Records
┌────────
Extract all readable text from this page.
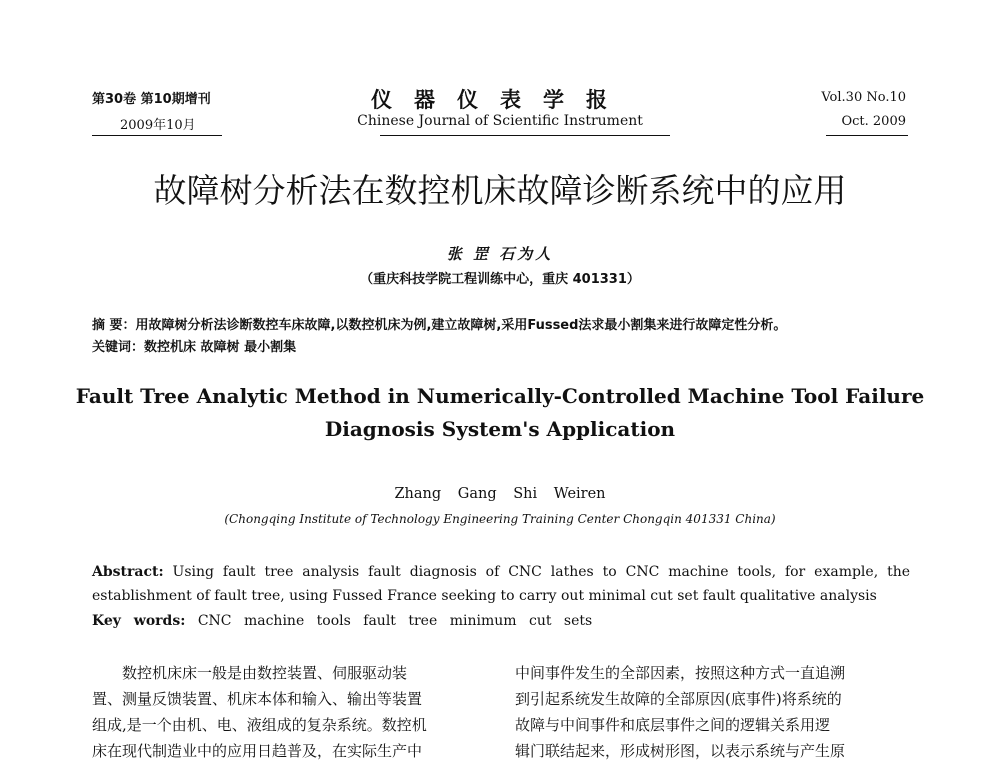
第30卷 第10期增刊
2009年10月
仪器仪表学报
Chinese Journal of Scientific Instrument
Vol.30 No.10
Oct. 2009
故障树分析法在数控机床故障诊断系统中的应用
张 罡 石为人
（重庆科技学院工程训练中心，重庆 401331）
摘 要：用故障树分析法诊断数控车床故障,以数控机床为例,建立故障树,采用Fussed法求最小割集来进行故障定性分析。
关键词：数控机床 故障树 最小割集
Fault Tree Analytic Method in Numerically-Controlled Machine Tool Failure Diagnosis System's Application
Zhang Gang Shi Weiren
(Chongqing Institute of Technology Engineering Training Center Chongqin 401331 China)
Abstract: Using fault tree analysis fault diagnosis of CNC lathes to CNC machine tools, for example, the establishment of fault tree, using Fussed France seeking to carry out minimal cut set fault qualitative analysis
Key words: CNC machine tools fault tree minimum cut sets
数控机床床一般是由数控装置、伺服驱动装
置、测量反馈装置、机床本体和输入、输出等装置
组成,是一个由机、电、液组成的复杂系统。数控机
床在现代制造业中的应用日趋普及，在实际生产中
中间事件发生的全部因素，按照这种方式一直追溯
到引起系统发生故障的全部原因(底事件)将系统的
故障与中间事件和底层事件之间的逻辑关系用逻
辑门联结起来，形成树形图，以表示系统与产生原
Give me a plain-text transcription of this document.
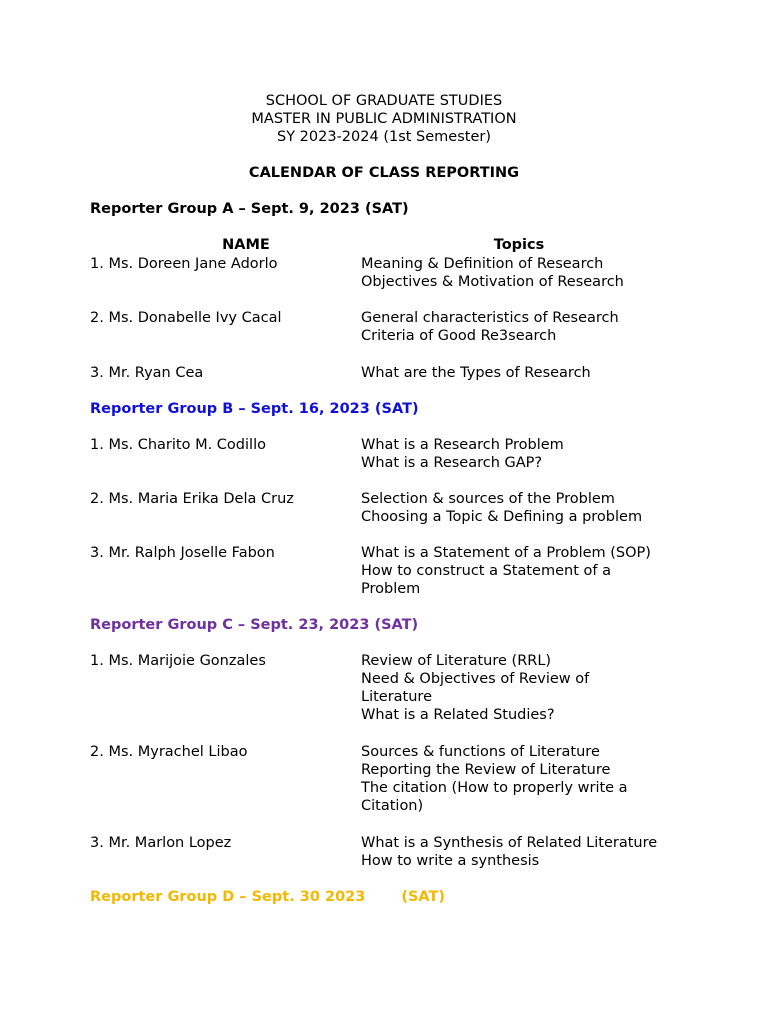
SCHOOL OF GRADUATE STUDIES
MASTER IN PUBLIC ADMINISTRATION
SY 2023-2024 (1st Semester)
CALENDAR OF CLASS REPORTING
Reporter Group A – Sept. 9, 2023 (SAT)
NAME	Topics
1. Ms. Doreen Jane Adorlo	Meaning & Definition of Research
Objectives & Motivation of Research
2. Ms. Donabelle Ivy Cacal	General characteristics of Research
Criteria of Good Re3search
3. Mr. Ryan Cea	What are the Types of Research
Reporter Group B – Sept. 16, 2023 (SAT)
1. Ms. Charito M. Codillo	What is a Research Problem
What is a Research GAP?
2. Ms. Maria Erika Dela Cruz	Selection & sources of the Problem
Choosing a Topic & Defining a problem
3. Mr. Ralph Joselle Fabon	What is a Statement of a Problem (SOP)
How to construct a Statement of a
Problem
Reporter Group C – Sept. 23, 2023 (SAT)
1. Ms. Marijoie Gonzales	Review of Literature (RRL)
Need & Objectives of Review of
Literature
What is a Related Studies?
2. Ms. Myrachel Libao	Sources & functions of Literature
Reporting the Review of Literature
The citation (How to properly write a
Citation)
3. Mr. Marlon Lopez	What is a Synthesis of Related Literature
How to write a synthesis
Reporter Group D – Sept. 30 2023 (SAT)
└────────
┌────────
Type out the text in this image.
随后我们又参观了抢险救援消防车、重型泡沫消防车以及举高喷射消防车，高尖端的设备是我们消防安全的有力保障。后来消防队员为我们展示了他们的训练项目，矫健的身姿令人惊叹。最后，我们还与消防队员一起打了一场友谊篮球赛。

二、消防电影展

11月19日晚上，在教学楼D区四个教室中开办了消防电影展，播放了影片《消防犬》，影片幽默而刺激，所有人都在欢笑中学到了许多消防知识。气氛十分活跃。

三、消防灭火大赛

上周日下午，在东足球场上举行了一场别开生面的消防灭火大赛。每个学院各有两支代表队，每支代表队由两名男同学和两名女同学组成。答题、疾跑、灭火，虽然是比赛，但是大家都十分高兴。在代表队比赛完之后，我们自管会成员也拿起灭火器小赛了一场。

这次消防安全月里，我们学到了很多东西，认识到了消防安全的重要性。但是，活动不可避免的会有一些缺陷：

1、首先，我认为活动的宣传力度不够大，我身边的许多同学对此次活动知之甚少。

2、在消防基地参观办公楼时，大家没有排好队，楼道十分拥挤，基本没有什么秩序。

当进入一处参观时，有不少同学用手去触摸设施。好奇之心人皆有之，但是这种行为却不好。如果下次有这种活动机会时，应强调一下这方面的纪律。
└────────
* _SET EXERCISE_
Work out how many lines of the listing above include the word "Literature". Report only the number.

* _ANSWER TO THIS PROBLEM_
5